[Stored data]
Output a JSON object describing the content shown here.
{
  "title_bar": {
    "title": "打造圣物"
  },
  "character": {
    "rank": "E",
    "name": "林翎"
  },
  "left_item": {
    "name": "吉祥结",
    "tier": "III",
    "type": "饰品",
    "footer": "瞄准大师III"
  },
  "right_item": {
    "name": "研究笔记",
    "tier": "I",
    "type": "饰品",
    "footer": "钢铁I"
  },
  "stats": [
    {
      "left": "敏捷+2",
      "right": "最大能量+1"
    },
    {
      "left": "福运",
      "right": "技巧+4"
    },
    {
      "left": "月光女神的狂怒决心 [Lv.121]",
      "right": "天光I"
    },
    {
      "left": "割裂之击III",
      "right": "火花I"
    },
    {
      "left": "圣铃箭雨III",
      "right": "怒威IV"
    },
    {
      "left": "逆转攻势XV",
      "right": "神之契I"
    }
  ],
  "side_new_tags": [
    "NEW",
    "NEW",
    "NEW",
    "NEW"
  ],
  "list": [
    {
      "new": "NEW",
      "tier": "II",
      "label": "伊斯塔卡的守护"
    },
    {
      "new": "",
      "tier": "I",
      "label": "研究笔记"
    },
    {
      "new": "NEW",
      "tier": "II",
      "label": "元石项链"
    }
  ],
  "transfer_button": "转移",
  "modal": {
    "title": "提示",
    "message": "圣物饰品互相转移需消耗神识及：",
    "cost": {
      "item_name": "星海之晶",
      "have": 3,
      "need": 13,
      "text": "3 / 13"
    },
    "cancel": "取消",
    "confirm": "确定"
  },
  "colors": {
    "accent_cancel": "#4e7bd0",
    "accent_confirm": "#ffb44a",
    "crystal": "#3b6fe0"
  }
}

■ What this task involves:
Extract the full listing above without altering anything.

■ Correct response:
Output a JSON object describing the content shown here.
{
  "title_bar": {
    "title": "打造圣物"
  },
  "character": {
    "rank": "E",
    "name": "林翎"
  },
  "left_item": {
    "name": "吉祥结",
    "tier": "III",
    "type": "饰品",
    "footer": "瞄准大师III"
  },
  "right_item": {
    "name": "研究笔记",
    "tier": "I",
    "type": "饰品",
    "footer": "钢铁I"
  },
  "stats": [
    {
      "left": "敏捷+2",
      "right": "最大能量+1"
    },
    {
      "left": "福运",
      "right": "技巧+4"
    },
    {
      "left": "月光女神的狂怒决心 [Lv.121]",
      "right": "天光I"
    },
    {
      "left": "割裂之击III",
      "right": "火花I"
    },
    {
      "left": "圣铃箭雨III",
      "right": "怒威IV"
    },
    {
      "left": "逆转攻势XV",
      "right": "神之契I"
    }
  ],
  "side_new_tags": [
    "NEW",
    "NEW",
    "NEW",
    "NEW"
  ],
  "list": [
    {
      "new": "NEW",
      "tier": "II",
      "label": "伊斯塔卡的守护"
    },
    {
      "new": "",
      "tier": "I",
      "label": "研究笔记"
    },
    {
      "new": "NEW",
      "tier": "II",
      "label": "元石项链"
    }
  ],
  "transfer_button": "转移",
  "modal": {
    "title": "提示",
    "message": "圣物饰品互相转移需消耗神识及：",
    "cost": {
      "item_name": "星海之晶",
      "have": 3,
      "need": 13,
      "text": "3 / 13"
    },
    "cancel": "取消",
    "confirm": "确定"
  },
  "colors": {
    "accent_cancel": "#4e7bd0",
    "accent_confirm": "#ffb44a",
    "crystal": "#3b6fe0"
  }
}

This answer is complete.